* Start *
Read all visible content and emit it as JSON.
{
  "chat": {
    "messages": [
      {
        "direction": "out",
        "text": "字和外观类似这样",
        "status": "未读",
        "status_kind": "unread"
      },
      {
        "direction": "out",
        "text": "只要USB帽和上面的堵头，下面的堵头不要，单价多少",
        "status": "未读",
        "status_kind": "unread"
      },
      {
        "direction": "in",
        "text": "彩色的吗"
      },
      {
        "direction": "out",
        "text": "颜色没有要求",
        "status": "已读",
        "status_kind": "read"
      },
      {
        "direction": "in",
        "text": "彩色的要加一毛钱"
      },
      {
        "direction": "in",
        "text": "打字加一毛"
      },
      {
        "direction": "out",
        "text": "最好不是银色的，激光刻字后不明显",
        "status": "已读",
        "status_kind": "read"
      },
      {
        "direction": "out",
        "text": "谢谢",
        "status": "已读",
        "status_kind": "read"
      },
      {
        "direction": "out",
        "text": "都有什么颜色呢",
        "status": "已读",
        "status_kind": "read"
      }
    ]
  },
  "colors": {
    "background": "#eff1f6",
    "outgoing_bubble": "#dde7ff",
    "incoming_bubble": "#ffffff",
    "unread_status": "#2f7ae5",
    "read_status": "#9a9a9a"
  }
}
* End *
EXERCISE GOAL ::
Select and copy every line of the listing with the word "text".

OUTPUT FOR THIS EXERCISE ::
        "text": "字和外观类似这样",
        "text": "只要USB帽和上面的堵头，下面的堵头不要，单价多少",
        "text": "彩色的吗"
        "text": "颜色没有要求",
        "text": "彩色的要加一毛钱"
        "text": "打字加一毛"
        "text": "最好不是银色的，激光刻字后不明显",
        "text": "谢谢",
        "text": "都有什么颜色呢",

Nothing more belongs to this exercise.